From the listing below, work out how many lines contain "Hutson". Reply with that number only.

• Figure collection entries
# # # # #
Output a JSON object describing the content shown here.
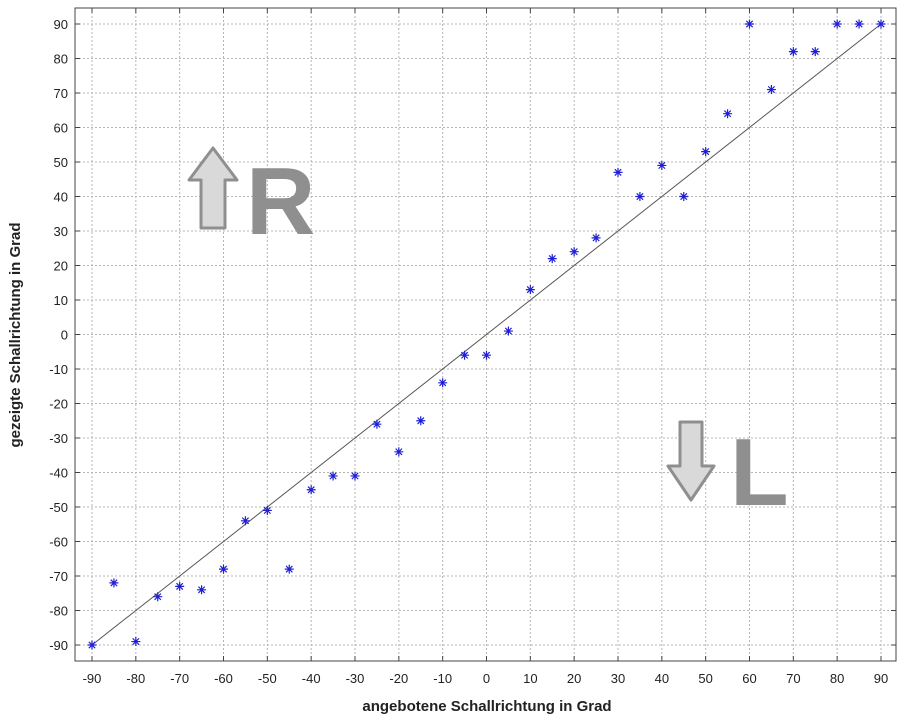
{
  "chart_data": {
    "type": "scatter",
    "xlabel": "angebotene Schallrichtung in Grad",
    "ylabel": "gezeigte Schallrichtung in Grad",
    "xlim": [
      -90,
      90
    ],
    "ylim": [
      -90,
      90
    ],
    "x_ticks": [
      "-90",
      "-80",
      "-70",
      "-60",
      "-50",
      "-40",
      "-30",
      "-20",
      "-10",
      "0",
      "10",
      "20",
      "30",
      "40",
      "50",
      "60",
      "70",
      "80",
      "90"
    ],
    "y_ticks": [
      "-90",
      "-80",
      "-70",
      "-60",
      "-50",
      "-40",
      "-30",
      "-20",
      "-10",
      "0",
      "10",
      "20",
      "30",
      "40",
      "50",
      "60",
      "70",
      "80",
      "90"
    ],
    "grid": true,
    "marker": "asterisk",
    "marker_color": "#1f1fd6",
    "reference_line": {
      "from": [
        -90,
        -90
      ],
      "to": [
        90,
        90
      ],
      "color": "#555555"
    },
    "points": [
      [
        -90,
        -90
      ],
      [
        -85,
        -72
      ],
      [
        -80,
        -89
      ],
      [
        -75,
        -76
      ],
      [
        -70,
        -73
      ],
      [
        -65,
        -74
      ],
      [
        -60,
        -68
      ],
      [
        -55,
        -54
      ],
      [
        -50,
        -51
      ],
      [
        -45,
        -68
      ],
      [
        -40,
        -45
      ],
      [
        -35,
        -41
      ],
      [
        -30,
        -41
      ],
      [
        -25,
        -26
      ],
      [
        -20,
        -34
      ],
      [
        -15,
        -25
      ],
      [
        -10,
        -14
      ],
      [
        -5,
        -6
      ],
      [
        0,
        -6
      ],
      [
        5,
        1
      ],
      [
        10,
        13
      ],
      [
        15,
        22
      ],
      [
        20,
        24
      ],
      [
        25,
        28
      ],
      [
        30,
        47
      ],
      [
        35,
        40
      ],
      [
        40,
        49
      ],
      [
        45,
        40
      ],
      [
        50,
        53
      ],
      [
        55,
        64
      ],
      [
        60,
        90
      ],
      [
        65,
        71
      ],
      [
        70,
        82
      ],
      [
        75,
        82
      ],
      [
        80,
        90
      ],
      [
        85,
        90
      ],
      [
        90,
        90
      ]
    ],
    "annotations": [
      {
        "text": "R",
        "arrow": "up",
        "color": "#8f8f8f"
      },
      {
        "text": "L",
        "arrow": "down",
        "color": "#8f8f8f"
      }
    ]
  }
}
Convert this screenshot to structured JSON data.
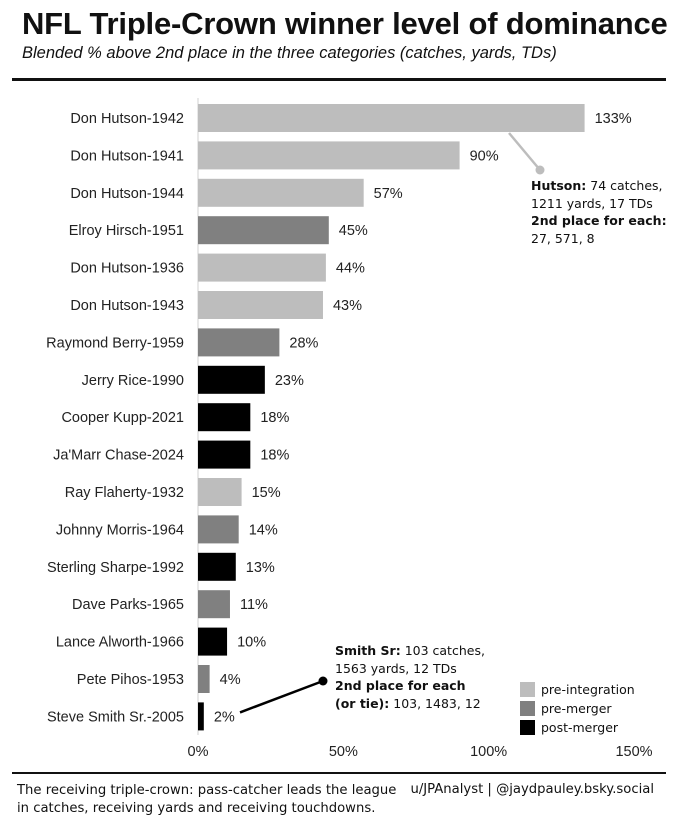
{
  "header": {
    "title": "NFL Triple-Crown winner level of dominance",
    "subtitle": "Blended % above 2nd place in the three categories (catches, yards, TDs)"
  },
  "colors": {
    "pre-integration": "#bdbdbd",
    "pre-merger": "#808080",
    "post-merger": "#000000"
  },
  "chart_data": {
    "type": "bar",
    "orientation": "horizontal",
    "title": "NFL Triple-Crown winner level of dominance",
    "subtitle": "Blended % above 2nd place in the three categories (catches, yards, TDs)",
    "xlabel": "",
    "ylabel": "",
    "xlim": [
      0,
      150
    ],
    "x_ticks": [
      0,
      50,
      100,
      150
    ],
    "x_tick_labels": [
      "0%",
      "50%",
      "100%",
      "150%"
    ],
    "categories": [
      "Don Hutson-1942",
      "Don Hutson-1941",
      "Don Hutson-1944",
      "Elroy Hirsch-1951",
      "Don Hutson-1936",
      "Don Hutson-1943",
      "Raymond Berry-1959",
      "Jerry Rice-1990",
      "Cooper Kupp-2021",
      "Ja'Marr Chase-2024",
      "Ray Flaherty-1932",
      "Johnny Morris-1964",
      "Sterling Sharpe-1992",
      "Dave Parks-1965",
      "Lance Alworth-1966",
      "Pete Pihos-1953",
      "Steve Smith Sr.-2005"
    ],
    "values": [
      133,
      90,
      57,
      45,
      44,
      43,
      28,
      23,
      18,
      18,
      15,
      14,
      13,
      11,
      10,
      4,
      2
    ],
    "value_labels": [
      "133%",
      "90%",
      "57%",
      "45%",
      "44%",
      "43%",
      "28%",
      "23%",
      "18%",
      "18%",
      "15%",
      "14%",
      "13%",
      "11%",
      "10%",
      "4%",
      "2%"
    ],
    "groups": [
      "pre-integration",
      "pre-integration",
      "pre-integration",
      "pre-merger",
      "pre-integration",
      "pre-integration",
      "pre-merger",
      "post-merger",
      "post-merger",
      "post-merger",
      "pre-integration",
      "pre-merger",
      "post-merger",
      "pre-merger",
      "post-merger",
      "pre-merger",
      "post-merger"
    ],
    "legend": {
      "placement": "bottom-right",
      "entries": [
        "pre-integration",
        "pre-merger",
        "post-merger"
      ]
    },
    "annotations": [
      {
        "target": "Don Hutson-1942",
        "bold1": "Hutson:",
        "text1": " 74 catches, 1211 yards, 17 TDs",
        "bold2": "2nd place for each:",
        "text2": " 27, 571, 8"
      },
      {
        "target": "Steve Smith Sr.-2005",
        "bold1": "Smith Sr:",
        "text1": " 103 catches, 1563 yards, 12 TDs",
        "bold2": "2nd place for each (or tie):",
        "text2": " 103, 1483, 12"
      }
    ]
  },
  "footer": {
    "note": "The receiving triple-crown: pass-catcher leads the league in catches, receiving yards and receiving touchdowns.",
    "credit": "u/JPAnalyst | @jaydpauley.bsky.social"
  }
}
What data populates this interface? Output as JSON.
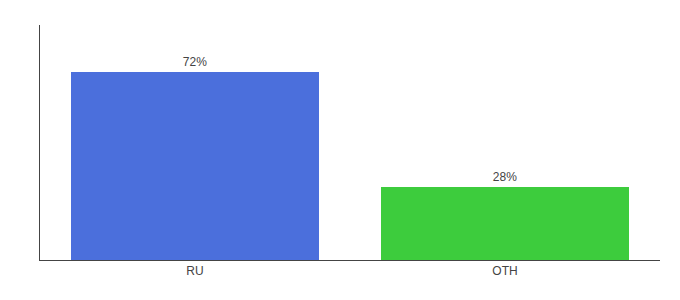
{
  "chart_data": {
    "type": "bar",
    "categories": [
      "RU",
      "OTH"
    ],
    "values": [
      72,
      28
    ],
    "value_labels": [
      "72%",
      "28%"
    ],
    "colors": [
      "#4b6fdc",
      "#3dcc3d"
    ],
    "ylim": [
      0,
      90
    ],
    "data_labels": true,
    "tick_labels": "x",
    "grid": false
  }
}
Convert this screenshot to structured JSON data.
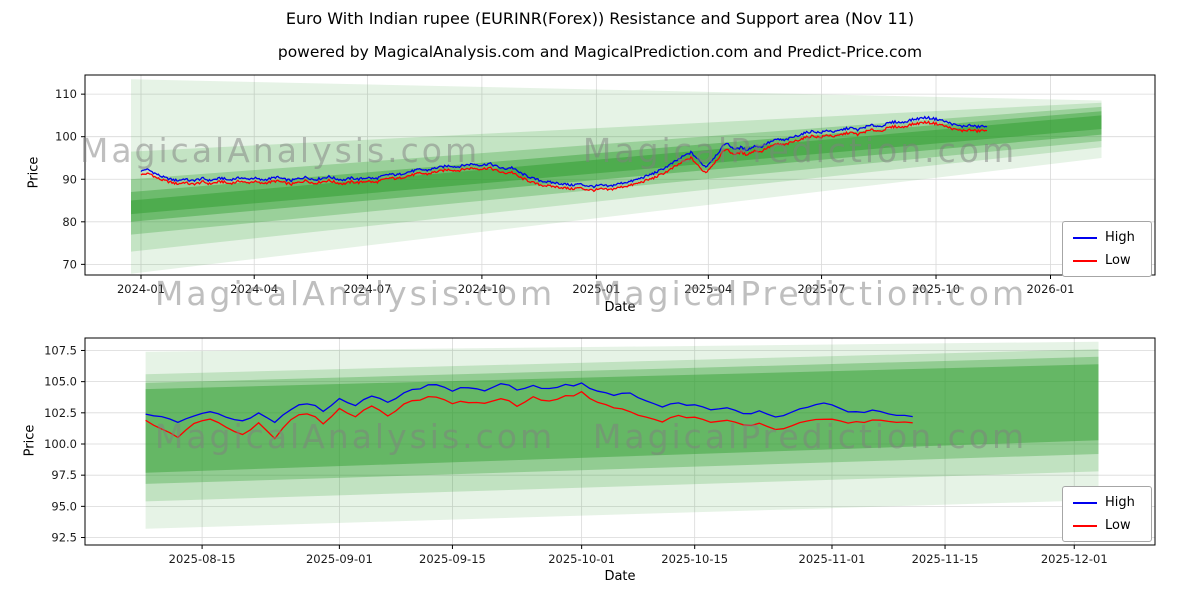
{
  "title": "Euro With Indian rupee (EURINR(Forex)) Resistance and Support area (Nov 11)",
  "subtitle": "powered by MagicalAnalysis.com and MagicalPrediction.com and Predict-Price.com",
  "watermarks": {
    "left": "MagicalAnalysis.com",
    "right": "MagicalPrediction.com"
  },
  "legend": {
    "high": "High",
    "low": "Low"
  },
  "colors": {
    "high": "#0000ee",
    "low": "#ff0000",
    "band": "#2f9e2f",
    "grid": "#d9d9d9",
    "spine": "#000000"
  },
  "chart_data": [
    {
      "id": "top",
      "type": "line",
      "xlabel": "Date",
      "ylabel": "Price",
      "xlim": [
        -45,
        815
      ],
      "ylim": [
        67.5,
        114.5
      ],
      "grid": true,
      "legend_position": "lower right",
      "noise_amp": 0.28,
      "xticks": [
        {
          "v": 0,
          "label": "2024-01"
        },
        {
          "v": 91,
          "label": "2024-04"
        },
        {
          "v": 182,
          "label": "2024-07"
        },
        {
          "v": 274,
          "label": "2024-10"
        },
        {
          "v": 366,
          "label": "2025-01"
        },
        {
          "v": 456,
          "label": "2025-04"
        },
        {
          "v": 547,
          "label": "2025-07"
        },
        {
          "v": 639,
          "label": "2025-10"
        },
        {
          "v": 731,
          "label": "2026-01"
        }
      ],
      "yticks": [
        {
          "v": 70,
          "label": "70"
        },
        {
          "v": 80,
          "label": "80"
        },
        {
          "v": 90,
          "label": "90"
        },
        {
          "v": 100,
          "label": "100"
        },
        {
          "v": 110,
          "label": "110"
        }
      ],
      "series": [
        {
          "name": "High",
          "color_key": "high"
        },
        {
          "name": "Low",
          "color_key": "low"
        }
      ],
      "points": [
        [
          0,
          91.8,
          91.0
        ],
        [
          4,
          92.4,
          91.3
        ],
        [
          8,
          91.9,
          91.2
        ],
        [
          12,
          91.3,
          90.4
        ],
        [
          16,
          90.7,
          89.9
        ],
        [
          20,
          90.3,
          89.6
        ],
        [
          25,
          89.9,
          89.2
        ],
        [
          30,
          89.7,
          88.9
        ],
        [
          35,
          90.1,
          89.3
        ],
        [
          40,
          89.6,
          88.8
        ],
        [
          45,
          89.9,
          89.0
        ],
        [
          50,
          90.2,
          89.4
        ],
        [
          55,
          89.7,
          88.9
        ],
        [
          60,
          90.0,
          89.2
        ],
        [
          65,
          90.3,
          89.5
        ],
        [
          70,
          89.8,
          89.0
        ],
        [
          75,
          90.1,
          89.2
        ],
        [
          80,
          90.4,
          89.6
        ],
        [
          85,
          90.0,
          89.1
        ],
        [
          91,
          90.3,
          89.5
        ],
        [
          97,
          89.8,
          89.0
        ],
        [
          103,
          90.1,
          89.3
        ],
        [
          109,
          90.5,
          89.6
        ],
        [
          115,
          90.0,
          89.2
        ],
        [
          121,
          89.7,
          88.8
        ],
        [
          127,
          90.2,
          89.3
        ],
        [
          133,
          90.5,
          89.7
        ],
        [
          139,
          89.9,
          89.0
        ],
        [
          145,
          90.2,
          89.4
        ],
        [
          151,
          90.6,
          89.7
        ],
        [
          157,
          90.1,
          89.2
        ],
        [
          163,
          89.8,
          88.9
        ],
        [
          169,
          90.3,
          89.4
        ],
        [
          175,
          90.0,
          89.2
        ],
        [
          182,
          90.4,
          89.6
        ],
        [
          188,
          90.1,
          89.2
        ],
        [
          194,
          90.7,
          89.8
        ],
        [
          200,
          91.2,
          90.3
        ],
        [
          206,
          91.0,
          90.1
        ],
        [
          212,
          91.5,
          90.6
        ],
        [
          218,
          91.9,
          91.0
        ],
        [
          224,
          92.3,
          91.4
        ],
        [
          230,
          92.1,
          91.2
        ],
        [
          236,
          92.6,
          91.7
        ],
        [
          242,
          92.9,
          92.0
        ],
        [
          248,
          93.2,
          92.3
        ],
        [
          254,
          92.9,
          92.0
        ],
        [
          260,
          93.3,
          92.4
        ],
        [
          266,
          93.6,
          92.6
        ],
        [
          274,
          93.3,
          92.4
        ],
        [
          280,
          93.7,
          92.7
        ],
        [
          286,
          93.0,
          92.0
        ],
        [
          292,
          92.4,
          91.4
        ],
        [
          298,
          92.8,
          91.7
        ],
        [
          304,
          91.6,
          90.5
        ],
        [
          310,
          90.8,
          89.8
        ],
        [
          316,
          90.1,
          89.1
        ],
        [
          322,
          89.6,
          88.6
        ],
        [
          328,
          89.3,
          88.4
        ],
        [
          334,
          89.1,
          88.2
        ],
        [
          340,
          88.9,
          88.0
        ],
        [
          346,
          88.6,
          87.7
        ],
        [
          352,
          88.9,
          88.0
        ],
        [
          358,
          88.5,
          87.6
        ],
        [
          364,
          88.3,
          87.4
        ],
        [
          370,
          88.6,
          87.7
        ],
        [
          376,
          88.3,
          87.5
        ],
        [
          382,
          88.8,
          87.9
        ],
        [
          388,
          89.2,
          88.3
        ],
        [
          394,
          89.5,
          88.6
        ],
        [
          400,
          90.1,
          89.1
        ],
        [
          406,
          90.7,
          89.7
        ],
        [
          412,
          91.4,
          90.3
        ],
        [
          418,
          92.2,
          91.1
        ],
        [
          424,
          93.2,
          92.0
        ],
        [
          430,
          94.3,
          93.1
        ],
        [
          436,
          95.4,
          94.2
        ],
        [
          442,
          96.3,
          95.0
        ],
        [
          446,
          95.2,
          93.8
        ],
        [
          450,
          93.9,
          92.4
        ],
        [
          454,
          92.9,
          91.6
        ],
        [
          458,
          94.2,
          92.9
        ],
        [
          462,
          95.6,
          94.3
        ],
        [
          466,
          97.0,
          95.7
        ],
        [
          470,
          98.6,
          97.2
        ],
        [
          474,
          97.7,
          96.3
        ],
        [
          478,
          97.0,
          95.8
        ],
        [
          482,
          97.5,
          96.4
        ],
        [
          486,
          96.9,
          95.8
        ],
        [
          490,
          97.3,
          96.2
        ],
        [
          494,
          97.9,
          96.8
        ],
        [
          498,
          97.5,
          96.4
        ],
        [
          502,
          98.3,
          97.2
        ],
        [
          507,
          98.9,
          97.8
        ],
        [
          512,
          99.4,
          98.3
        ],
        [
          517,
          99.1,
          98.0
        ],
        [
          522,
          99.7,
          98.6
        ],
        [
          528,
          100.3,
          99.2
        ],
        [
          534,
          100.9,
          99.8
        ],
        [
          540,
          101.3,
          100.2
        ],
        [
          546,
          100.9,
          99.8
        ],
        [
          552,
          101.5,
          100.4
        ],
        [
          558,
          101.1,
          100.0
        ],
        [
          564,
          101.7,
          100.6
        ],
        [
          570,
          102.1,
          101.0
        ],
        [
          576,
          101.6,
          100.5
        ],
        [
          582,
          102.3,
          101.2
        ],
        [
          588,
          102.7,
          101.6
        ],
        [
          594,
          102.4,
          101.3
        ],
        [
          600,
          103.1,
          102.0
        ],
        [
          606,
          103.5,
          102.4
        ],
        [
          612,
          103.3,
          102.2
        ],
        [
          618,
          103.9,
          102.8
        ],
        [
          624,
          104.2,
          103.1
        ],
        [
          630,
          104.5,
          103.4
        ],
        [
          636,
          104.3,
          103.2
        ],
        [
          642,
          104.0,
          102.9
        ],
        [
          648,
          103.4,
          102.3
        ],
        [
          654,
          102.8,
          101.7
        ],
        [
          660,
          102.4,
          101.4
        ],
        [
          666,
          102.7,
          101.6
        ],
        [
          672,
          102.3,
          101.3
        ],
        [
          676,
          102.5,
          101.5
        ],
        [
          680,
          102.3,
          101.4
        ]
      ],
      "bands": [
        {
          "opacity": 0.12,
          "pts": [
            [
              -8,
              113.5
            ],
            [
              772,
              108.5
            ],
            [
              772,
              95.0
            ],
            [
              -8,
              67.8
            ]
          ]
        },
        {
          "opacity": 0.18,
          "pts": [
            [
              -8,
              96.5
            ],
            [
              772,
              108.0
            ],
            [
              772,
              97.5
            ],
            [
              -8,
              73.0
            ]
          ]
        },
        {
          "opacity": 0.28,
          "pts": [
            [
              -8,
              90.0
            ],
            [
              772,
              107.0
            ],
            [
              772,
              99.0
            ],
            [
              -8,
              77.0
            ]
          ]
        },
        {
          "opacity": 0.42,
          "pts": [
            [
              -8,
              87.0
            ],
            [
              772,
              106.0
            ],
            [
              772,
              100.5
            ],
            [
              -8,
              80.0
            ]
          ]
        },
        {
          "opacity": 0.5,
          "pts": [
            [
              -8,
              85.0
            ],
            [
              772,
              105.0
            ],
            [
              772,
              101.8
            ],
            [
              -8,
              81.8
            ]
          ]
        }
      ]
    },
    {
      "id": "bottom",
      "type": "line",
      "xlabel": "Date",
      "ylabel": "Price",
      "xlim": [
        577.5,
        710
      ],
      "ylim": [
        91.9,
        108.5
      ],
      "grid": true,
      "legend_position": "lower right",
      "noise_amp": 0.1,
      "xticks": [
        {
          "v": 592,
          "label": "2025-08-15"
        },
        {
          "v": 609,
          "label": "2025-09-01"
        },
        {
          "v": 623,
          "label": "2025-09-15"
        },
        {
          "v": 639,
          "label": "2025-10-01"
        },
        {
          "v": 653,
          "label": "2025-10-15"
        },
        {
          "v": 670,
          "label": "2025-11-01"
        },
        {
          "v": 684,
          "label": "2025-11-15"
        },
        {
          "v": 700,
          "label": "2025-12-01"
        }
      ],
      "yticks": [
        {
          "v": 92.5,
          "label": "92.5"
        },
        {
          "v": 95.0,
          "label": "95.0"
        },
        {
          "v": 97.5,
          "label": "97.5"
        },
        {
          "v": 100.0,
          "label": "100.0"
        },
        {
          "v": 102.5,
          "label": "102.5"
        },
        {
          "v": 105.0,
          "label": "105.0"
        },
        {
          "v": 107.5,
          "label": "107.5"
        }
      ],
      "series": [
        {
          "name": "High",
          "color_key": "high"
        },
        {
          "name": "Low",
          "color_key": "low"
        }
      ],
      "points": [
        [
          585,
          102.4,
          101.9
        ],
        [
          587,
          102.1,
          101.1
        ],
        [
          589,
          101.8,
          100.6
        ],
        [
          591,
          102.3,
          101.7
        ],
        [
          593,
          102.6,
          102.0
        ],
        [
          595,
          102.2,
          101.4
        ],
        [
          597,
          101.9,
          100.8
        ],
        [
          599,
          102.4,
          101.6
        ],
        [
          601,
          101.7,
          100.4
        ],
        [
          603,
          102.8,
          102.0
        ],
        [
          605,
          103.3,
          102.5
        ],
        [
          607,
          102.7,
          101.7
        ],
        [
          609,
          103.6,
          102.8
        ],
        [
          611,
          103.1,
          102.2
        ],
        [
          613,
          103.9,
          103.1
        ],
        [
          615,
          103.4,
          102.3
        ],
        [
          617,
          104.1,
          103.2
        ],
        [
          619,
          104.5,
          103.6
        ],
        [
          621,
          104.8,
          103.8
        ],
        [
          623,
          104.3,
          103.3
        ],
        [
          625,
          104.6,
          103.4
        ],
        [
          627,
          104.2,
          103.2
        ],
        [
          629,
          104.9,
          103.7
        ],
        [
          631,
          104.4,
          103.1
        ],
        [
          633,
          104.6,
          103.7
        ],
        [
          635,
          104.5,
          103.5
        ],
        [
          637,
          104.7,
          103.8
        ],
        [
          639,
          104.8,
          104.1
        ],
        [
          641,
          104.3,
          103.4
        ],
        [
          643,
          103.9,
          102.9
        ],
        [
          645,
          104.1,
          102.6
        ],
        [
          647,
          103.4,
          102.1
        ],
        [
          649,
          103.0,
          101.8
        ],
        [
          651,
          103.3,
          102.3
        ],
        [
          653,
          103.1,
          102.1
        ],
        [
          655,
          102.7,
          101.7
        ],
        [
          657,
          102.9,
          101.9
        ],
        [
          659,
          102.4,
          101.5
        ],
        [
          661,
          102.6,
          101.6
        ],
        [
          663,
          102.2,
          101.2
        ],
        [
          665,
          102.5,
          101.4
        ],
        [
          667,
          103.0,
          101.9
        ],
        [
          669,
          103.3,
          102.0
        ],
        [
          671,
          102.8,
          101.8
        ],
        [
          673,
          102.5,
          101.7
        ],
        [
          675,
          102.7,
          101.9
        ],
        [
          677,
          102.4,
          101.8
        ],
        [
          680,
          102.2,
          101.7
        ]
      ],
      "bands": [
        {
          "opacity": 0.12,
          "pts": [
            [
              585,
              107.4
            ],
            [
              703,
              108.2
            ],
            [
              703,
              95.5
            ],
            [
              585,
              93.2
            ]
          ]
        },
        {
          "opacity": 0.2,
          "pts": [
            [
              585,
              105.6
            ],
            [
              703,
              107.6
            ],
            [
              703,
              97.8
            ],
            [
              585,
              95.4
            ]
          ]
        },
        {
          "opacity": 0.32,
          "pts": [
            [
              585,
              104.9
            ],
            [
              703,
              107.0
            ],
            [
              703,
              99.2
            ],
            [
              585,
              96.8
            ]
          ]
        },
        {
          "opacity": 0.45,
          "pts": [
            [
              585,
              104.4
            ],
            [
              703,
              106.4
            ],
            [
              703,
              100.3
            ],
            [
              585,
              97.7
            ]
          ]
        }
      ]
    }
  ]
}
# # # # #
• ANSWER TO THE TASK
7